#### WHAT THE TASK ASKS
Rewrite each listing below, changing every "stage-box" to "stage-block" and keeping everything else the same.

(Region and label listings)
'''

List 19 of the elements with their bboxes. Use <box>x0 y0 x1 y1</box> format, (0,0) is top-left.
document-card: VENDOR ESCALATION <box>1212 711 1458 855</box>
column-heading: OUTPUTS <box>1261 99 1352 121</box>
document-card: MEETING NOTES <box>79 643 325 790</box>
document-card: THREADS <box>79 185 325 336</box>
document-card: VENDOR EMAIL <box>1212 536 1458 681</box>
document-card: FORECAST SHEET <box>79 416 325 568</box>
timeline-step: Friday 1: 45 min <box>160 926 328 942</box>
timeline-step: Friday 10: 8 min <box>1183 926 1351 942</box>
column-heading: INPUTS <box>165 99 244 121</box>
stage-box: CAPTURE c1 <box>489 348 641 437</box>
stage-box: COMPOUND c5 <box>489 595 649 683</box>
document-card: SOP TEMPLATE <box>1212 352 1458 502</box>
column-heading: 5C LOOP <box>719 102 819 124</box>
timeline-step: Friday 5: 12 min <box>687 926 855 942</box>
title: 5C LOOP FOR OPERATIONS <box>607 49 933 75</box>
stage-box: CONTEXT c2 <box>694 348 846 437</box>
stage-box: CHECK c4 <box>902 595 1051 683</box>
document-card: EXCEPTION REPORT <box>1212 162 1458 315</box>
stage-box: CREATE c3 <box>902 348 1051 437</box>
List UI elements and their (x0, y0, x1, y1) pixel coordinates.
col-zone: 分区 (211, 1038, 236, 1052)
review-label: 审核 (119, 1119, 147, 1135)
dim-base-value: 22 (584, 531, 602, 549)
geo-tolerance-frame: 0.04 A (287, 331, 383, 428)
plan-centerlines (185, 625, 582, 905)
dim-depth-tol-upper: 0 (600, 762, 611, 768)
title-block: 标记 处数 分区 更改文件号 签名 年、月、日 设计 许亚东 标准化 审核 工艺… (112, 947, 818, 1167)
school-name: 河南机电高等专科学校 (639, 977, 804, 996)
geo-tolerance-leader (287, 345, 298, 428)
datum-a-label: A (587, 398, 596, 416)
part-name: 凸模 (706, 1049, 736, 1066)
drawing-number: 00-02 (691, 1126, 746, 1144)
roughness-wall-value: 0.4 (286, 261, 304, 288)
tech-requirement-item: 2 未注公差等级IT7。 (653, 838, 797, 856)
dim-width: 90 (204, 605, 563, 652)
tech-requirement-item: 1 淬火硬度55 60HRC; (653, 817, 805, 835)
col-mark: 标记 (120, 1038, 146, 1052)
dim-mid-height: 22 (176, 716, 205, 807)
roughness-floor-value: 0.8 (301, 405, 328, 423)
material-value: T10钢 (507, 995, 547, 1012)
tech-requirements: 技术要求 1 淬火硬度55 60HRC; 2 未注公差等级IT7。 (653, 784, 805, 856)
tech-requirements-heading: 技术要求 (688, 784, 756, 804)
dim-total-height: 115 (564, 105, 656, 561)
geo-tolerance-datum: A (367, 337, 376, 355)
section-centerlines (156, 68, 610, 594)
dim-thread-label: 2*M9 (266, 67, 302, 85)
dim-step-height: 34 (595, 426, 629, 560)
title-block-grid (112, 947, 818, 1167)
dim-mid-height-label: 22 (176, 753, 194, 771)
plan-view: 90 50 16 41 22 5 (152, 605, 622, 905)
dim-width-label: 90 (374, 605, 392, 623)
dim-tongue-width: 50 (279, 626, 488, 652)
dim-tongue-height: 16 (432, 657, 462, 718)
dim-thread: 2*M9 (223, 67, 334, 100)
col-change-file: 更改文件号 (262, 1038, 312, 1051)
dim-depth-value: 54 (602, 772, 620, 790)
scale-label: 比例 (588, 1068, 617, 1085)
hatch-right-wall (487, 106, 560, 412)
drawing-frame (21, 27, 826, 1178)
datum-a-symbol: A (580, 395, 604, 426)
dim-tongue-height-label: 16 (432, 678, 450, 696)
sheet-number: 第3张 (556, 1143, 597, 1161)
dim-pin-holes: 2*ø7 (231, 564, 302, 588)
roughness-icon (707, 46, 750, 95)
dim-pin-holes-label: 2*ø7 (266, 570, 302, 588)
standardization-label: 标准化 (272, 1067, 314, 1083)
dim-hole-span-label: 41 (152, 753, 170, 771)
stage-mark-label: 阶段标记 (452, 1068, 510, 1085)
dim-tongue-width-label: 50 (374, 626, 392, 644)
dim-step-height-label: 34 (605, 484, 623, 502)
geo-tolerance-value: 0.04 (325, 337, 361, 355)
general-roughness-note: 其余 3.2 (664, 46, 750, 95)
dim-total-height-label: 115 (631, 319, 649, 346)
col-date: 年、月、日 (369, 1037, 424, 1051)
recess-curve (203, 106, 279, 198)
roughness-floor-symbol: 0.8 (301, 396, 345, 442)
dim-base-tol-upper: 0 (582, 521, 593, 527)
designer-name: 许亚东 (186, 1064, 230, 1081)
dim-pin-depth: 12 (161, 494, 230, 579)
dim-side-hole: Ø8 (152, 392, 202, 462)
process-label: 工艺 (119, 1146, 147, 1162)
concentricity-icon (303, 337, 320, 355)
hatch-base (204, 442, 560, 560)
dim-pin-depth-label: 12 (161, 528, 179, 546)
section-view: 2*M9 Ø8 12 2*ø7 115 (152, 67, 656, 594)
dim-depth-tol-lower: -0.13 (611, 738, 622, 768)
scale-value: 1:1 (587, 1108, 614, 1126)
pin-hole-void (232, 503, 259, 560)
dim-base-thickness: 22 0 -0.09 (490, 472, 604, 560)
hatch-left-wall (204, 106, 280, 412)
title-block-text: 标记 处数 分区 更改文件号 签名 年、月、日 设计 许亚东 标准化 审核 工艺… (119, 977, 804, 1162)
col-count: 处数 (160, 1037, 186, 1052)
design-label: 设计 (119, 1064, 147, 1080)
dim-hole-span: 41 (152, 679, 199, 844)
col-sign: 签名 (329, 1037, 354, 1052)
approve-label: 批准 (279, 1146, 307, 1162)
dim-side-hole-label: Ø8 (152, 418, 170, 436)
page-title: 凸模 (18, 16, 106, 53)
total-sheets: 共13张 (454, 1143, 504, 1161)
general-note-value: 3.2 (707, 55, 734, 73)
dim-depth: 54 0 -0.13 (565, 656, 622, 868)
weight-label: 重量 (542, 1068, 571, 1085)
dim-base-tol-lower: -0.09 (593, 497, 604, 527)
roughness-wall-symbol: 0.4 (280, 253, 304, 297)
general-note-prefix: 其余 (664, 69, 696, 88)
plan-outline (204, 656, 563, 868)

'''

#### COMPLETE RESPONSE
List 19 of the elements with their bboxes. Use <box>x0 y0 x1 y1</box> format, (0,0) is top-left.
document-card: VENDOR ESCALATION <box>1212 711 1458 855</box>
column-heading: OUTPUTS <box>1261 99 1352 121</box>
document-card: MEETING NOTES <box>79 643 325 790</box>
document-card: THREADS <box>79 185 325 336</box>
document-card: VENDOR EMAIL <box>1212 536 1458 681</box>
document-card: FORECAST SHEET <box>79 416 325 568</box>
timeline-step: Friday 1: 45 min <box>160 926 328 942</box>
timeline-step: Friday 10: 8 min <box>1183 926 1351 942</box>
column-heading: INPUTS <box>165 99 244 121</box>
stage-block: CAPTURE c1 <box>489 348 641 437</box>
stage-block: COMPOUND c5 <box>489 595 649 683</box>
document-card: SOP TEMPLATE <box>1212 352 1458 502</box>
column-heading: 5C LOOP <box>719 102 819 124</box>
timeline-step: Friday 5: 12 min <box>687 926 855 942</box>
title: 5C LOOP FOR OPERATIONS <box>607 49 933 75</box>
stage-block: CONTEXT c2 <box>694 348 846 437</box>
stage-block: CHECK c4 <box>902 595 1051 683</box>
document-card: EXCEPTION REPORT <box>1212 162 1458 315</box>
stage-block: CREATE c3 <box>902 348 1051 437</box>
List UI elements and their (x0, y0, x1, y1) pixel coordinates.
col-zone: 分区 (211, 1038, 236, 1052)
review-label: 审核 (119, 1119, 147, 1135)
dim-base-value: 22 (584, 531, 602, 549)
geo-tolerance-frame: 0.04 A (287, 331, 383, 428)
plan-centerlines (185, 625, 582, 905)
dim-depth-tol-upper: 0 (600, 762, 611, 768)
title-block: 标记 处数 分区 更改文件号 签名 年、月、日 设计 许亚东 标准化 审核 工艺… (112, 947, 818, 1167)
school-name: 河南机电高等专科学校 (639, 977, 804, 996)
geo-tolerance-leader (287, 345, 298, 428)
datum-a-label: A (587, 398, 596, 416)
part-name: 凸模 (706, 1049, 736, 1066)
drawing-number: 00-02 (691, 1126, 746, 1144)
roughness-wall-value: 0.4 (286, 261, 304, 288)
tech-requirement-item: 2 未注公差等级IT7。 (653, 838, 797, 856)
dim-width: 90 (204, 605, 563, 652)
tech-requirement-item: 1 淬火硬度55 60HRC; (653, 817, 805, 835)
col-mark: 标记 (120, 1038, 146, 1052)
dim-mid-height: 22 (176, 716, 205, 807)
roughness-floor-value: 0.8 (301, 405, 328, 423)
material-value: T10钢 (507, 995, 547, 1012)
tech-requirements: 技术要求 1 淬火硬度55 60HRC; 2 未注公差等级IT7。 (653, 784, 805, 856)
tech-requirements-heading: 技术要求 (688, 784, 756, 804)
dim-total-height: 115 (564, 105, 656, 561)
geo-tolerance-datum: A (367, 337, 376, 355)
section-centerlines (156, 68, 610, 594)
dim-thread-label: 2*M9 (266, 67, 302, 85)
dim-step-height: 34 (595, 426, 629, 560)
title-block-grid (112, 947, 818, 1167)
dim-mid-height-label: 22 (176, 753, 194, 771)
plan-view: 90 50 16 41 22 5 (152, 605, 622, 905)
dim-width-label: 90 (374, 605, 392, 623)
dim-tongue-width: 50 (279, 626, 488, 652)
dim-tongue-height: 16 (432, 657, 462, 718)
dim-thread: 2*M9 (223, 67, 334, 100)
col-change-file: 更改文件号 (262, 1038, 312, 1051)
dim-depth-value: 54 (602, 772, 620, 790)
scale-label: 比例 (588, 1068, 617, 1085)
hatch-right-wall (487, 106, 560, 412)
drawing-frame (21, 27, 826, 1178)
datum-a-symbol: A (580, 395, 604, 426)
dim-tongue-height-label: 16 (432, 678, 450, 696)
sheet-number: 第3张 (556, 1143, 597, 1161)
dim-pin-holes: 2*ø7 (231, 564, 302, 588)
roughness-icon (707, 46, 750, 95)
dim-pin-holes-label: 2*ø7 (266, 570, 302, 588)
standardization-label: 标准化 (272, 1067, 314, 1083)
dim-hole-span-label: 41 (152, 753, 170, 771)
stage-mark-label: 阶段标记 (452, 1068, 510, 1085)
dim-tongue-width-label: 50 (374, 626, 392, 644)
dim-step-height-label: 34 (605, 484, 623, 502)
geo-tolerance-value: 0.04 (325, 337, 361, 355)
general-roughness-note: 其余 3.2 (664, 46, 750, 95)
dim-total-height-label: 115 (631, 319, 649, 346)
col-date: 年、月、日 (369, 1037, 424, 1051)
recess-curve (203, 106, 279, 198)
roughness-floor-symbol: 0.8 (301, 396, 345, 442)
dim-base-tol-upper: 0 (582, 521, 593, 527)
designer-name: 许亚东 (186, 1064, 230, 1081)
dim-pin-depth: 12 (161, 494, 230, 579)
dim-side-hole: Ø8 (152, 392, 202, 462)
process-label: 工艺 (119, 1146, 147, 1162)
concentricity-icon (303, 337, 320, 355)
hatch-base (204, 442, 560, 560)
dim-pin-depth-label: 12 (161, 528, 179, 546)
section-view: 2*M9 Ø8 12 2*ø7 115 (152, 67, 656, 594)
dim-depth-tol-lower: -0.13 (611, 738, 622, 768)
scale-value: 1:1 (587, 1108, 614, 1126)
pin-hole-void (232, 503, 259, 560)
dim-base-thickness: 22 0 -0.09 (490, 472, 604, 560)
hatch-left-wall (204, 106, 280, 412)
title-block-text: 标记 处数 分区 更改文件号 签名 年、月、日 设计 许亚东 标准化 审核 工艺… (119, 977, 804, 1162)
col-count: 处数 (160, 1037, 186, 1052)
design-label: 设计 (119, 1064, 147, 1080)
dim-hole-span: 41 (152, 679, 199, 844)
col-sign: 签名 (329, 1037, 354, 1052)
approve-label: 批准 (279, 1146, 307, 1162)
dim-side-hole-label: Ø8 (152, 418, 170, 436)
page-title: 凸模 (18, 16, 106, 53)
total-sheets: 共13张 (454, 1143, 504, 1161)
general-note-value: 3.2 (707, 55, 734, 73)
dim-depth: 54 0 -0.13 (565, 656, 622, 868)
weight-label: 重量 (542, 1068, 571, 1085)
dim-base-tol-lower: -0.09 (593, 497, 604, 527)
roughness-wall-symbol: 0.4 (280, 253, 304, 297)
general-note-prefix: 其余 (664, 69, 696, 88)
plan-outline (204, 656, 563, 868)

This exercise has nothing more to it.